-- Start Data for processing --

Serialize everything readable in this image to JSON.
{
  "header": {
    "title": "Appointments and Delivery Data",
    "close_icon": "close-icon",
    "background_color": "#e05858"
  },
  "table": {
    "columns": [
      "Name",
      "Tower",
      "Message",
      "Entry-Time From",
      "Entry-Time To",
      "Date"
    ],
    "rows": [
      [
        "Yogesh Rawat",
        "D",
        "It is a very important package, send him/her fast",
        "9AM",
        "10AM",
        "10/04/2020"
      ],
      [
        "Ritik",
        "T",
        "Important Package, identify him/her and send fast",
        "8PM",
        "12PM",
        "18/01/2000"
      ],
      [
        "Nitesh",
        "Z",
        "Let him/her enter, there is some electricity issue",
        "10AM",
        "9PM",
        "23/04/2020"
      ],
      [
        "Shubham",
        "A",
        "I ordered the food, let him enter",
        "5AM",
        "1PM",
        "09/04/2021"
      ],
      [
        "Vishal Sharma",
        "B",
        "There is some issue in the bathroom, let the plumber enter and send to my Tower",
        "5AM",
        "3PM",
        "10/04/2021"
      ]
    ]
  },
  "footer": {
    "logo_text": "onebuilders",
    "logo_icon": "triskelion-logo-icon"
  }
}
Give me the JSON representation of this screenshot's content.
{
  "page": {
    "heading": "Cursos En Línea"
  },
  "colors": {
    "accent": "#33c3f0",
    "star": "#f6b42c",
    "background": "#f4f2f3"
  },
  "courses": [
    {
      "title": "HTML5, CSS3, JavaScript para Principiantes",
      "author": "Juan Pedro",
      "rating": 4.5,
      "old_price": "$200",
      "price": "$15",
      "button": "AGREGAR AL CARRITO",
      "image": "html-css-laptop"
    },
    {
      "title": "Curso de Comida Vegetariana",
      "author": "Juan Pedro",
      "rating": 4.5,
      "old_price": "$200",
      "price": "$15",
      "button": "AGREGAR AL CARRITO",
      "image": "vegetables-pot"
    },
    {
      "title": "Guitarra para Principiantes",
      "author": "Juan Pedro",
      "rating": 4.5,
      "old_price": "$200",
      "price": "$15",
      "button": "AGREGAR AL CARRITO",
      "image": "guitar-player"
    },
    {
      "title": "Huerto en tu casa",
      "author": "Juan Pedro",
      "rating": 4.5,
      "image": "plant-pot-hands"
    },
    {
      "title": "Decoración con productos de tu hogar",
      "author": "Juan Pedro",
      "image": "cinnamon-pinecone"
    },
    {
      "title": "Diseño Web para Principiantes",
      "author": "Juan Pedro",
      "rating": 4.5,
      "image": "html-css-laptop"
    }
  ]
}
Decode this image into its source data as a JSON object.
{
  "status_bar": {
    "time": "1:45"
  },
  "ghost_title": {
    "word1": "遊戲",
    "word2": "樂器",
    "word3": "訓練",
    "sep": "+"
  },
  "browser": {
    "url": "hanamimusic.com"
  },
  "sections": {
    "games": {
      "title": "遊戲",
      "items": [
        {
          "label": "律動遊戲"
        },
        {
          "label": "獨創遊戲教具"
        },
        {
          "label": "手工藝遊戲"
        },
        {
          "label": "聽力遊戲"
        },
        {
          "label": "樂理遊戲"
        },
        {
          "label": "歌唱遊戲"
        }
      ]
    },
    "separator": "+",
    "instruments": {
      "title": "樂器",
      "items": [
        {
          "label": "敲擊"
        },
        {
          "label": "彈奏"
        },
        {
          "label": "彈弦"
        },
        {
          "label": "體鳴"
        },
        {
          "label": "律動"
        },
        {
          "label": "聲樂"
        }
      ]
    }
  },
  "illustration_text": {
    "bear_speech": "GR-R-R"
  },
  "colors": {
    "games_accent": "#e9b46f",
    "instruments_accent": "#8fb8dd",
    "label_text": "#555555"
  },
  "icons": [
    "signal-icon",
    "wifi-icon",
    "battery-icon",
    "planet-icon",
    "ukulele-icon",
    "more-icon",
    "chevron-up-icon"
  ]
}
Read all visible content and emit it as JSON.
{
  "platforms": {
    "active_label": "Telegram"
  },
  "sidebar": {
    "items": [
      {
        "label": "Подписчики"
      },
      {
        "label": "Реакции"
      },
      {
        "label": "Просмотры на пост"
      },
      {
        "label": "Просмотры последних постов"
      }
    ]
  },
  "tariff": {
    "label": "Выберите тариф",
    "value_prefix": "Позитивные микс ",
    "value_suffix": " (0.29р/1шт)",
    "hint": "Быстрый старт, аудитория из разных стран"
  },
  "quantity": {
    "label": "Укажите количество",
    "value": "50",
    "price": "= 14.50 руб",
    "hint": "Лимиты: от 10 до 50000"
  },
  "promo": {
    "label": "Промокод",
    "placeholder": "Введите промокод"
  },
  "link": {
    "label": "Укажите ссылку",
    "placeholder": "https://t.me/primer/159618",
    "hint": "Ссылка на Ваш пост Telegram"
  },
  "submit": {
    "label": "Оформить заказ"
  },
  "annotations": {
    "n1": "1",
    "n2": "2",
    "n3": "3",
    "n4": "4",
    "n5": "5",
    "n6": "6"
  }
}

-- End Data for processing --

**Exercise instructions**. Every line that holds the word "image" counts once; state the total number of such lines and nothing else.

**Full output**. 8